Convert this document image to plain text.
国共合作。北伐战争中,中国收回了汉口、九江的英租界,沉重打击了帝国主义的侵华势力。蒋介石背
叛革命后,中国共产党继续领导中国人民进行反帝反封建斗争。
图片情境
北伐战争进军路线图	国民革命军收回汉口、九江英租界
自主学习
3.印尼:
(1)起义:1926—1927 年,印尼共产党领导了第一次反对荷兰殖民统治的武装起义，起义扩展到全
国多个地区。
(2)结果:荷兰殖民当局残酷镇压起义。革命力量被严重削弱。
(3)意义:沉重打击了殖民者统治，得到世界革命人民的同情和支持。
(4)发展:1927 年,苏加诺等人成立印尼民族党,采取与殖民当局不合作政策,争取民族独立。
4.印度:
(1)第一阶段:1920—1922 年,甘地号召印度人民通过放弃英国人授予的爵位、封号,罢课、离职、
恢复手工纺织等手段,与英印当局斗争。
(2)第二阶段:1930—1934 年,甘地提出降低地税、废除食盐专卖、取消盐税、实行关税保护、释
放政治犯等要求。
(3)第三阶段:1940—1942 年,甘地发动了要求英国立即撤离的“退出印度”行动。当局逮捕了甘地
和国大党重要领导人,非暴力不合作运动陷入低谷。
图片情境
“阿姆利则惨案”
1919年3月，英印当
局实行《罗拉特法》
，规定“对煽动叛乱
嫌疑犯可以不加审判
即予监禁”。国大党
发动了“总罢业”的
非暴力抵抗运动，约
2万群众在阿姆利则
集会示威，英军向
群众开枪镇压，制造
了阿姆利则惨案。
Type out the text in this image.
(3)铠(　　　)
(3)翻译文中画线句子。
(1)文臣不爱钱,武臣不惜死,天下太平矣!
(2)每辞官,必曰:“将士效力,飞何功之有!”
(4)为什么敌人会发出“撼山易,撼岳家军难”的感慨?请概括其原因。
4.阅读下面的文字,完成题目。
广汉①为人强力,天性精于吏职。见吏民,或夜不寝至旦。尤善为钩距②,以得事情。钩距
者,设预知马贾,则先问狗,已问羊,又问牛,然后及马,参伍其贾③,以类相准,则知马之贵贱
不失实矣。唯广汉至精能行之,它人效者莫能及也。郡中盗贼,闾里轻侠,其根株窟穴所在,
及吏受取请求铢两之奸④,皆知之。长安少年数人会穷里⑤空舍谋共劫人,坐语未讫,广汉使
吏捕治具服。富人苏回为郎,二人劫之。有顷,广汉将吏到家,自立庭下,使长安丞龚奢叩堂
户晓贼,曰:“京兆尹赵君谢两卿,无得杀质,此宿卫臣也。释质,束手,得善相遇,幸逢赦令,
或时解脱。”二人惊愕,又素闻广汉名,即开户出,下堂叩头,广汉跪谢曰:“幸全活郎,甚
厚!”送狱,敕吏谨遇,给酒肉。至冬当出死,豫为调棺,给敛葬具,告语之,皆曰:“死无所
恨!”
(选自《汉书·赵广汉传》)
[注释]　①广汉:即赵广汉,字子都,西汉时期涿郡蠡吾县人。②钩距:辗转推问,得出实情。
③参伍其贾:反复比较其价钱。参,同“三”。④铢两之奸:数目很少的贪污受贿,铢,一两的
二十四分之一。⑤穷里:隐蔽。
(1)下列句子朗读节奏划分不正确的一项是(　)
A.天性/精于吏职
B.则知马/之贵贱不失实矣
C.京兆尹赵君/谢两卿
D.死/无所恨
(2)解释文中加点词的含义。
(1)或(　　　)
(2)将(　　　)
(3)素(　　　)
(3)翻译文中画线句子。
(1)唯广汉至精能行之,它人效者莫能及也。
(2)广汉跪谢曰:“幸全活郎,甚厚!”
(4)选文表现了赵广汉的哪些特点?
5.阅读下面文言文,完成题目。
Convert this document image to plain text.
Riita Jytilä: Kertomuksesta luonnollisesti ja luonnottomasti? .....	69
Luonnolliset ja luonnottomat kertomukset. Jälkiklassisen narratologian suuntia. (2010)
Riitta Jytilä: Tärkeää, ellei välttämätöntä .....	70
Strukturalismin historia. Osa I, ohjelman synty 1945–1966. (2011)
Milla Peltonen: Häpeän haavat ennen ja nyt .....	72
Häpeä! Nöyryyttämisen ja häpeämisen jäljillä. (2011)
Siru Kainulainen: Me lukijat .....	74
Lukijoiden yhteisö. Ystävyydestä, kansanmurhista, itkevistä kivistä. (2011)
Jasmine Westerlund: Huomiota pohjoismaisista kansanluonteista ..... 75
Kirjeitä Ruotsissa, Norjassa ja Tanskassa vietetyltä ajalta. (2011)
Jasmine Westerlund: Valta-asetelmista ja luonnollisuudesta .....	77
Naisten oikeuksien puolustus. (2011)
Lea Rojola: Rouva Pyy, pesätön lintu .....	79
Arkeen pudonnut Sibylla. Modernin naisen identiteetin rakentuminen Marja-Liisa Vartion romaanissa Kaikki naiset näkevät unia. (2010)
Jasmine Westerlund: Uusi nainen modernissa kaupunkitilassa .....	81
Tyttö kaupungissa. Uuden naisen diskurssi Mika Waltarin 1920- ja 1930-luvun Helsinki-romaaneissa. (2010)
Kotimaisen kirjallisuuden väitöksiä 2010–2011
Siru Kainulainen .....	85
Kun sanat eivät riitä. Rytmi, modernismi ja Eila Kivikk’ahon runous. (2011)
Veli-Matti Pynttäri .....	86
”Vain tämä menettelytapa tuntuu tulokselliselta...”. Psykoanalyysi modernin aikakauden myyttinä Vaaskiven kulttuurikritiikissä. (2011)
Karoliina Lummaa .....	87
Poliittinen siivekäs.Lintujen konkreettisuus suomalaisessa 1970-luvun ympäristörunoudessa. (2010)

==============================

Output the listing above word for word.

Convert this document image to plain text.
国共合作。北伐战争中,中国收回了汉口、九江的英租界,沉重打击了帝国主义的侵华势力。蒋介石背
叛革命后,中国共产党继续领导中国人民进行反帝反封建斗争。
图片情境
北伐战争进军路线图	国民革命军收回汉口、九江英租界
自主学习
3.印尼:
(1)起义:1926—1927 年,印尼共产党领导了第一次反对荷兰殖民统治的武装起义，起义扩展到全
国多个地区。
(2)结果:荷兰殖民当局残酷镇压起义。革命力量被严重削弱。
(3)意义:沉重打击了殖民者统治，得到世界革命人民的同情和支持。
(4)发展:1927 年,苏加诺等人成立印尼民族党,采取与殖民当局不合作政策,争取民族独立。
4.印度:
(1)第一阶段:1920—1922 年,甘地号召印度人民通过放弃英国人授予的爵位、封号,罢课、离职、
恢复手工纺织等手段,与英印当局斗争。
(2)第二阶段:1930—1934 年,甘地提出降低地税、废除食盐专卖、取消盐税、实行关税保护、释
放政治犯等要求。
(3)第三阶段:1940—1942 年,甘地发动了要求英国立即撤离的“退出印度”行动。当局逮捕了甘地
和国大党重要领导人,非暴力不合作运动陷入低谷。
图片情境
“阿姆利则惨案”
1919年3月，英印当
局实行《罗拉特法》
，规定“对煽动叛乱
嫌疑犯可以不加审判
即予监禁”。国大党
发动了“总罢业”的
非暴力抵抗运动，约
2万群众在阿姆利则
集会示威，英军向
群众开枪镇压，制造
了阿姆利则惨案。
Type out the text in this image.
(3)铠(　　　)
(3)翻译文中画线句子。
(1)文臣不爱钱,武臣不惜死,天下太平矣!
(2)每辞官,必曰:“将士效力,飞何功之有!”
(4)为什么敌人会发出“撼山易,撼岳家军难”的感慨?请概括其原因。
4.阅读下面的文字,完成题目。
广汉①为人强力,天性精于吏职。见吏民,或夜不寝至旦。尤善为钩距②,以得事情。钩距
者,设预知马贾,则先问狗,已问羊,又问牛,然后及马,参伍其贾③,以类相准,则知马之贵贱
不失实矣。唯广汉至精能行之,它人效者莫能及也。郡中盗贼,闾里轻侠,其根株窟穴所在,
及吏受取请求铢两之奸④,皆知之。长安少年数人会穷里⑤空舍谋共劫人,坐语未讫,广汉使
吏捕治具服。富人苏回为郎,二人劫之。有顷,广汉将吏到家,自立庭下,使长安丞龚奢叩堂
户晓贼,曰:“京兆尹赵君谢两卿,无得杀质,此宿卫臣也。释质,束手,得善相遇,幸逢赦令,
或时解脱。”二人惊愕,又素闻广汉名,即开户出,下堂叩头,广汉跪谢曰:“幸全活郎,甚
厚!”送狱,敕吏谨遇,给酒肉。至冬当出死,豫为调棺,给敛葬具,告语之,皆曰:“死无所
恨!”
(选自《汉书·赵广汉传》)
[注释]　①广汉:即赵广汉,字子都,西汉时期涿郡蠡吾县人。②钩距:辗转推问,得出实情。
③参伍其贾:反复比较其价钱。参,同“三”。④铢两之奸:数目很少的贪污受贿,铢,一两的
二十四分之一。⑤穷里:隐蔽。
(1)下列句子朗读节奏划分不正确的一项是(　)
A.天性/精于吏职
B.则知马/之贵贱不失实矣
C.京兆尹赵君/谢两卿
D.死/无所恨
(2)解释文中加点词的含义。
(1)或(　　　)
(2)将(　　　)
(3)素(　　　)
(3)翻译文中画线句子。
(1)唯广汉至精能行之,它人效者莫能及也。
(2)广汉跪谢曰:“幸全活郎,甚厚!”
(4)选文表现了赵广汉的哪些特点?
5.阅读下面文言文,完成题目。
Convert this document image to plain text.
Riita Jytilä: Kertomuksesta luonnollisesti ja luonnottomasti? .....	69
Luonnolliset ja luonnottomat kertomukset. Jälkiklassisen narratologian suuntia. (2010)
Riitta Jytilä: Tärkeää, ellei välttämätöntä .....	70
Strukturalismin historia. Osa I, ohjelman synty 1945–1966. (2011)
Milla Peltonen: Häpeän haavat ennen ja nyt .....	72
Häpeä! Nöyryyttämisen ja häpeämisen jäljillä. (2011)
Siru Kainulainen: Me lukijat .....	74
Lukijoiden yhteisö. Ystävyydestä, kansanmurhista, itkevistä kivistä. (2011)
Jasmine Westerlund: Huomiota pohjoismaisista kansanluonteista ..... 75
Kirjeitä Ruotsissa, Norjassa ja Tanskassa vietetyltä ajalta. (2011)
Jasmine Westerlund: Valta-asetelmista ja luonnollisuudesta .....	77
Naisten oikeuksien puolustus. (2011)
Lea Rojola: Rouva Pyy, pesätön lintu .....	79
Arkeen pudonnut Sibylla. Modernin naisen identiteetin rakentuminen Marja-Liisa Vartion romaanissa Kaikki naiset näkevät unia. (2010)
Jasmine Westerlund: Uusi nainen modernissa kaupunkitilassa .....	81
Tyttö kaupungissa. Uuden naisen diskurssi Mika Waltarin 1920- ja 1930-luvun Helsinki-romaaneissa. (2010)
Kotimaisen kirjallisuuden väitöksiä 2010–2011
Siru Kainulainen .....	85
Kun sanat eivät riitä. Rytmi, modernismi ja Eila Kivikk’ahon runous. (2011)
Veli-Matti Pynttäri .....	86
”Vain tämä menettelytapa tuntuu tulokselliselta...”. Psykoanalyysi modernin aikakauden myyttinä Vaaskiven kulttuurikritiikissä. (2011)
Karoliina Lummaa .....	87
Poliittinen siivekäs.Lintujen konkreettisuus suomalaisessa 1970-luvun ympäristörunoudessa. (2010)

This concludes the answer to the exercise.